■ **TASK OBJECTIVE**:
Return all lines with the word "carrier" in them.

--- BEGIN DATASET RECORDS ---

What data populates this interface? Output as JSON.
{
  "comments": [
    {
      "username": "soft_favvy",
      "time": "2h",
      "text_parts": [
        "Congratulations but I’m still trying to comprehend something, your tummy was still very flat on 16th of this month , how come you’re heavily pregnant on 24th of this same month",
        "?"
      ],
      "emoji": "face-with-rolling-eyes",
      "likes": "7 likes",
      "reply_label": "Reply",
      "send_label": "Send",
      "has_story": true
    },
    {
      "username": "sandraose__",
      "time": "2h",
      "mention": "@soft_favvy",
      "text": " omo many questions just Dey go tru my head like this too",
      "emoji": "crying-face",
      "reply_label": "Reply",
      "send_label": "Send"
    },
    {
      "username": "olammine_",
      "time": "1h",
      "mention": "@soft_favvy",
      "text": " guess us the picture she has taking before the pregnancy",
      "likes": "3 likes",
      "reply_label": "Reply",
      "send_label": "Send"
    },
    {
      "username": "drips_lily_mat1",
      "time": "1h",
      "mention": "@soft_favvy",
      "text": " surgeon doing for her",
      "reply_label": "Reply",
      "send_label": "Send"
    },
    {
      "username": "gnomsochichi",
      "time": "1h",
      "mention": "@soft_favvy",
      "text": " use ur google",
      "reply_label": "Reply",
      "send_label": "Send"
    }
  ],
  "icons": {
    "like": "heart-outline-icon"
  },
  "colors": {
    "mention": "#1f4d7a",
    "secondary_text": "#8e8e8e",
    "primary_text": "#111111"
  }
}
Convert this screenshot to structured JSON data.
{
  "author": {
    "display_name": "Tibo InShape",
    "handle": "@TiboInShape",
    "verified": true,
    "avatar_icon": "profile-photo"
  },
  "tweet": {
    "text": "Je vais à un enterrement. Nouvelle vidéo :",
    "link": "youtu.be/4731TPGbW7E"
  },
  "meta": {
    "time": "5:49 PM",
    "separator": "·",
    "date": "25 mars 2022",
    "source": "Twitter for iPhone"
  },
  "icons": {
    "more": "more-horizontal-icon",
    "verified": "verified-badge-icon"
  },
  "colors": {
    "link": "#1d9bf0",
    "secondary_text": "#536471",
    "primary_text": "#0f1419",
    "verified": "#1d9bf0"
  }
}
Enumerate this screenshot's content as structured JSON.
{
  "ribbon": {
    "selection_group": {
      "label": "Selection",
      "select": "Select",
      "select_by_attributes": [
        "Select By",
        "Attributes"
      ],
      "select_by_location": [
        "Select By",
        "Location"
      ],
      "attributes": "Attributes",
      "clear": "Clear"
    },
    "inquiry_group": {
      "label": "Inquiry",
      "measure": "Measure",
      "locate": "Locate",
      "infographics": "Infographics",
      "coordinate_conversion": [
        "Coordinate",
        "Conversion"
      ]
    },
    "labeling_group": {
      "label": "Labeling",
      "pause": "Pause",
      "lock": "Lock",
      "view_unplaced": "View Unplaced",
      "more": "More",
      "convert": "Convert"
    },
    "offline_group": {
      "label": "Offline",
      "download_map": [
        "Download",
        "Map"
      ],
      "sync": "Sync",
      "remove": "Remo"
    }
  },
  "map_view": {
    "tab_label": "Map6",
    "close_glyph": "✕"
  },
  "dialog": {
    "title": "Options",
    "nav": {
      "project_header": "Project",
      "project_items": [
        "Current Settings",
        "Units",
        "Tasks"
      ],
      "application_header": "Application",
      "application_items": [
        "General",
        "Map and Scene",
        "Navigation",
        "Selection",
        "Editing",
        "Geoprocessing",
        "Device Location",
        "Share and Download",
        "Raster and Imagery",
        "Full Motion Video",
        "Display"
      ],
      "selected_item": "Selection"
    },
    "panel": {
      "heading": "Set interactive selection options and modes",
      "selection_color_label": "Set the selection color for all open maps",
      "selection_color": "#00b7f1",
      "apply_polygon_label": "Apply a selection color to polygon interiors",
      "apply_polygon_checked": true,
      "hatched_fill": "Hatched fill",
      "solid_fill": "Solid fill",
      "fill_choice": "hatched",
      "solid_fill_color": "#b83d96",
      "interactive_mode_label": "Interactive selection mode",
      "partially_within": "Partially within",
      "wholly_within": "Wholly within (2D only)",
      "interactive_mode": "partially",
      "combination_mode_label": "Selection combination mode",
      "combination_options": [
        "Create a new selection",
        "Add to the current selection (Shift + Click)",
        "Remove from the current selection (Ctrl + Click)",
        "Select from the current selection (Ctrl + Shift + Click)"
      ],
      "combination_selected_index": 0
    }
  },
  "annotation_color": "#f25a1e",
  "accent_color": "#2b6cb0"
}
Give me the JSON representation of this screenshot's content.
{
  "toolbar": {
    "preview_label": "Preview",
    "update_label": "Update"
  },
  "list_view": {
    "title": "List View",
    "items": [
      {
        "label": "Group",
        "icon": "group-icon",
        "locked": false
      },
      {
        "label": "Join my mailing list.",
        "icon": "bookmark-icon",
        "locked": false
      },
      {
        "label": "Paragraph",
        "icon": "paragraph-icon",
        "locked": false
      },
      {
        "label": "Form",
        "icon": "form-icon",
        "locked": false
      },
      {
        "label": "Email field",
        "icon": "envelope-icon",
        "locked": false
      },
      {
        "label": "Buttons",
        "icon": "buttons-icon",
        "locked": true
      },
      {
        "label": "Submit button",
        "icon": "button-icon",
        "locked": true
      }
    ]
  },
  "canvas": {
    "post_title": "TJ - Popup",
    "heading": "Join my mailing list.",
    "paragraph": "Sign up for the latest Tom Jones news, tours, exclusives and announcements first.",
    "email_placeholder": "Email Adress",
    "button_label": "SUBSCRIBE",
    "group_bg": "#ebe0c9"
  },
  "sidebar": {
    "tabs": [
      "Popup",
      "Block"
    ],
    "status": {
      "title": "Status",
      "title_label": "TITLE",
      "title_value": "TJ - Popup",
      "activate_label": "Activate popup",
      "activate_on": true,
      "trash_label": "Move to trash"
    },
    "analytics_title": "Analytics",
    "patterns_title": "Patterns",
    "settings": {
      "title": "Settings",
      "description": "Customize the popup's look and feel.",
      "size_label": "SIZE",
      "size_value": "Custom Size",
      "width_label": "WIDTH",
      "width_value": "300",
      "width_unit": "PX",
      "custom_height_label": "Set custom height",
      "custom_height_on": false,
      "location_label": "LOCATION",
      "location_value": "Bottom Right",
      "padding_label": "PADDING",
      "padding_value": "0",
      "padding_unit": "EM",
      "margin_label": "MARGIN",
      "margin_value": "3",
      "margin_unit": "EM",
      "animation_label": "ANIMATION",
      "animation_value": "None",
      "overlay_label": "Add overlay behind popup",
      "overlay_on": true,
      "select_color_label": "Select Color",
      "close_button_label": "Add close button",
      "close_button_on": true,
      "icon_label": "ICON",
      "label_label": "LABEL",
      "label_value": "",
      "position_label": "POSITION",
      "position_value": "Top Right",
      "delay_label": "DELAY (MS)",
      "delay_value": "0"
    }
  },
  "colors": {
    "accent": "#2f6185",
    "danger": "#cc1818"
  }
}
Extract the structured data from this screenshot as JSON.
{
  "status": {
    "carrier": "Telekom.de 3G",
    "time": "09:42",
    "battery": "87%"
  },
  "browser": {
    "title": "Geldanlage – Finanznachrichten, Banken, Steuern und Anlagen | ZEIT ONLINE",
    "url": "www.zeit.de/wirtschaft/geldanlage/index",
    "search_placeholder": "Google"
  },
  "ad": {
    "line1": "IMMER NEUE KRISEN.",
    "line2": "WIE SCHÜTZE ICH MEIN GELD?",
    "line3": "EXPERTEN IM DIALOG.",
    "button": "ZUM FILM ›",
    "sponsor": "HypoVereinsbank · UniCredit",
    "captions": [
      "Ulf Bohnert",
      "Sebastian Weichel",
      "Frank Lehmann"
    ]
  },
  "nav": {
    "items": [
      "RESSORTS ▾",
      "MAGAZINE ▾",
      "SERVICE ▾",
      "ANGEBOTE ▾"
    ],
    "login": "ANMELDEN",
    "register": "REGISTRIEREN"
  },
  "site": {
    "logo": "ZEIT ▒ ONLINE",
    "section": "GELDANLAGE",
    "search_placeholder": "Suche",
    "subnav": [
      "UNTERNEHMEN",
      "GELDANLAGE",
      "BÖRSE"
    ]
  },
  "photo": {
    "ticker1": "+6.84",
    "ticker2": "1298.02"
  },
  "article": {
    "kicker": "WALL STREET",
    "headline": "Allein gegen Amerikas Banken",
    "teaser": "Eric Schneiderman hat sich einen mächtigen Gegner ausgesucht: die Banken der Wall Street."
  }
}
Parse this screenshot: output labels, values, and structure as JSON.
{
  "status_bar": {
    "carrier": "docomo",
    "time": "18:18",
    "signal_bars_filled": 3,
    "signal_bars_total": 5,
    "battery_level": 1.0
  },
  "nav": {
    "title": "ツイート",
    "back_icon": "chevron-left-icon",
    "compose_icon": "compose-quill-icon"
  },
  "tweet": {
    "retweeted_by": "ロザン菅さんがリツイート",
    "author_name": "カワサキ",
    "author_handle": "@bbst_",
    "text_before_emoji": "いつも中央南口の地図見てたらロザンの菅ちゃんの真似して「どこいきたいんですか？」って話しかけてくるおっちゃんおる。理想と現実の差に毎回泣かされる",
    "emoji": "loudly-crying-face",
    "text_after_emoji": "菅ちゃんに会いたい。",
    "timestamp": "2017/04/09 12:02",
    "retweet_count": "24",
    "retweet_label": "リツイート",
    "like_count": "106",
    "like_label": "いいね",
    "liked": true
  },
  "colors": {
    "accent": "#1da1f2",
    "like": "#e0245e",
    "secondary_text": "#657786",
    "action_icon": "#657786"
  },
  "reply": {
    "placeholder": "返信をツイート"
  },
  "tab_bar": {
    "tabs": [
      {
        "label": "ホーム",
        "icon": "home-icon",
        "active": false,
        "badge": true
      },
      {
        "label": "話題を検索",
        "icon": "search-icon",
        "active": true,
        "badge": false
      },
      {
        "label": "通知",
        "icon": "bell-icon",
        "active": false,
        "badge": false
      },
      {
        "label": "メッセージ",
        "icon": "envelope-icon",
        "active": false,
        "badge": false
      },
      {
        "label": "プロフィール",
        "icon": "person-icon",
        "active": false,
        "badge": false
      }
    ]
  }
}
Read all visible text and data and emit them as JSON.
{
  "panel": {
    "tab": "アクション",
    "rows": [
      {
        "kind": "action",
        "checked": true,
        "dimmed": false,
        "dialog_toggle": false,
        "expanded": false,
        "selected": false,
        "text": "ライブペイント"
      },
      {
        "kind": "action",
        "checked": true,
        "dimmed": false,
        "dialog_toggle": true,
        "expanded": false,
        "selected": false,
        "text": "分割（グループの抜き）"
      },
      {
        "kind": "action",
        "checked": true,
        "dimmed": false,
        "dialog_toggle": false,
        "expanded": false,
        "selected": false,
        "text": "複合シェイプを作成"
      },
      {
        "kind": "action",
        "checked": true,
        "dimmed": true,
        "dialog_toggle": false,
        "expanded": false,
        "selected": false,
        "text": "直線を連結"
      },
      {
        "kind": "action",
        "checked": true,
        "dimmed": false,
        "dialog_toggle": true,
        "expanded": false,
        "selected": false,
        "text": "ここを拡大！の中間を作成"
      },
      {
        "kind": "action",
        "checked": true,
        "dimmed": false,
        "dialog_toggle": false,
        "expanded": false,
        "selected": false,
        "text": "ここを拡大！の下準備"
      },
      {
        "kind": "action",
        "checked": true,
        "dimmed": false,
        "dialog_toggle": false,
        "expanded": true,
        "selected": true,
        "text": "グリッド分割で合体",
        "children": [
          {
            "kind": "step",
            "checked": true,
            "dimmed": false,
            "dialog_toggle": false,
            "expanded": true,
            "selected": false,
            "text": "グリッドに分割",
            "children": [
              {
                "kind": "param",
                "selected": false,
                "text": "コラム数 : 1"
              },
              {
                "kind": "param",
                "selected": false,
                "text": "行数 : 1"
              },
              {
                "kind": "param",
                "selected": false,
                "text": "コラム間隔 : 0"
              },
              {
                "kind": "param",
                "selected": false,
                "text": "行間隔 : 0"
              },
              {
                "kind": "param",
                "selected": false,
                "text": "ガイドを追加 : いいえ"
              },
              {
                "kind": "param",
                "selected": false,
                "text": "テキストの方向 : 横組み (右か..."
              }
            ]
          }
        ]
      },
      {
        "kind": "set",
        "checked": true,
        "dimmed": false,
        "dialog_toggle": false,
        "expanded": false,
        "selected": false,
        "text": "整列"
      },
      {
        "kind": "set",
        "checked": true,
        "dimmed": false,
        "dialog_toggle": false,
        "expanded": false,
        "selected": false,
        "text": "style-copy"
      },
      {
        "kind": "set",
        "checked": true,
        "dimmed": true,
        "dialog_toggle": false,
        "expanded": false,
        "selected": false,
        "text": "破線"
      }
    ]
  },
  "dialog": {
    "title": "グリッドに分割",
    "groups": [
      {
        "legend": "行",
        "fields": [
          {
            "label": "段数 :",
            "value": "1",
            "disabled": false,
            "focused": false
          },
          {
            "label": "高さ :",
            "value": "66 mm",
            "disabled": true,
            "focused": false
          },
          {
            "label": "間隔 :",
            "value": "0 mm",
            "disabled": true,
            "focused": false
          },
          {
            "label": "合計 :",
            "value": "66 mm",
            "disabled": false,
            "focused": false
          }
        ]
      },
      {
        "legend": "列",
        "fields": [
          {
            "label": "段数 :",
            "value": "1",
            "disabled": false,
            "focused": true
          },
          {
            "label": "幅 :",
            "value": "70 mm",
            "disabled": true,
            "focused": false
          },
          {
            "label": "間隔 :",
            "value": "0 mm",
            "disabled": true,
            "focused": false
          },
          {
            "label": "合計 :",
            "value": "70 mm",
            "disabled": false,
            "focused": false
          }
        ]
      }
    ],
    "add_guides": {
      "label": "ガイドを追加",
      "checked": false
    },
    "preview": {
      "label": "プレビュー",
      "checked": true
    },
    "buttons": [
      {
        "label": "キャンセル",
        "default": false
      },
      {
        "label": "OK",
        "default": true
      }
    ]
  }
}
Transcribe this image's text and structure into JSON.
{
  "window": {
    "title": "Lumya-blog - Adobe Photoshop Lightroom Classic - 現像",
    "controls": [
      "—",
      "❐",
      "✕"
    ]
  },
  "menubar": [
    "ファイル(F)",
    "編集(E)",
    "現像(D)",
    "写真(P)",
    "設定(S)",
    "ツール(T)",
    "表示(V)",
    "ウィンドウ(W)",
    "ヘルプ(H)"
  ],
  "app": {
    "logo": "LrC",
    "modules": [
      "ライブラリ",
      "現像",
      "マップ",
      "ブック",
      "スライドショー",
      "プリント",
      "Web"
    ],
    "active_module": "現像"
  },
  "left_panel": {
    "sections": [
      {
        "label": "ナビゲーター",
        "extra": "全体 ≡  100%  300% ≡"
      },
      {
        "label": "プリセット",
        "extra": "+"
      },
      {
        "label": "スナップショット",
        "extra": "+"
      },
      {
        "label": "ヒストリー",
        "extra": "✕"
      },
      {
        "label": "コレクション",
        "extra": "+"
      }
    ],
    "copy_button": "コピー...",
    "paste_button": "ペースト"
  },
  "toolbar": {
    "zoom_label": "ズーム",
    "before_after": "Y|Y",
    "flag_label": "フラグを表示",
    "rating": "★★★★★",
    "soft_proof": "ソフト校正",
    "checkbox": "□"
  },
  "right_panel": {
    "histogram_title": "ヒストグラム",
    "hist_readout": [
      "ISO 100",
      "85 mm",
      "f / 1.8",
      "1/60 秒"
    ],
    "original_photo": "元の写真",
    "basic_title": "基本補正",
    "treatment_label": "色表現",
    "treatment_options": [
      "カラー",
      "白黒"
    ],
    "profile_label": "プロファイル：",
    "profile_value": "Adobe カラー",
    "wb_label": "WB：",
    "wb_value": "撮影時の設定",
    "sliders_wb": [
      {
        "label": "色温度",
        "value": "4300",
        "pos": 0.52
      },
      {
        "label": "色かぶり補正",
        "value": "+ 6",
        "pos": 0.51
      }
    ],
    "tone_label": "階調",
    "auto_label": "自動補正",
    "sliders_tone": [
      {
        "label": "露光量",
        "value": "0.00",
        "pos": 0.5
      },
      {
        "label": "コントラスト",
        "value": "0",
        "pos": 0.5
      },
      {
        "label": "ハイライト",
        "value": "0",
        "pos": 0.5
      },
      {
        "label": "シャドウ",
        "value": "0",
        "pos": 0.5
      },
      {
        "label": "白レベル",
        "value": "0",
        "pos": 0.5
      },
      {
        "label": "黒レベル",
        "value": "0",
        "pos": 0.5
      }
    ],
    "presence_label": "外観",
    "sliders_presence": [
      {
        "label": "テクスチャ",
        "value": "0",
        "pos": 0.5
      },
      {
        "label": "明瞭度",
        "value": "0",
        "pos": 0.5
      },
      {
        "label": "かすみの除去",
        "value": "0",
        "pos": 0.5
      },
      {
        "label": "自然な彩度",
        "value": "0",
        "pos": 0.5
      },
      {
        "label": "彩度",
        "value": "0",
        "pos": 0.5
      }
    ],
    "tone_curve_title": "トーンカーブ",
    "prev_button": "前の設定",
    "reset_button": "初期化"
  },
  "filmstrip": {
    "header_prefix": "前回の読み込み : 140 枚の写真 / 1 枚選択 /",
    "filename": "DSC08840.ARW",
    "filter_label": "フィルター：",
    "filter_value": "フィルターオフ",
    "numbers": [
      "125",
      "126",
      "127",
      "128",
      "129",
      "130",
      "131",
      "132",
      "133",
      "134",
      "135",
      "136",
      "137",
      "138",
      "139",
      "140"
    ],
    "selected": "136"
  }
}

--- END DATASET RECORDS ---

■ **WRITTEN REPLY**:
    "carrier": "Telekom.de 3G",
    "carrier": "docomo",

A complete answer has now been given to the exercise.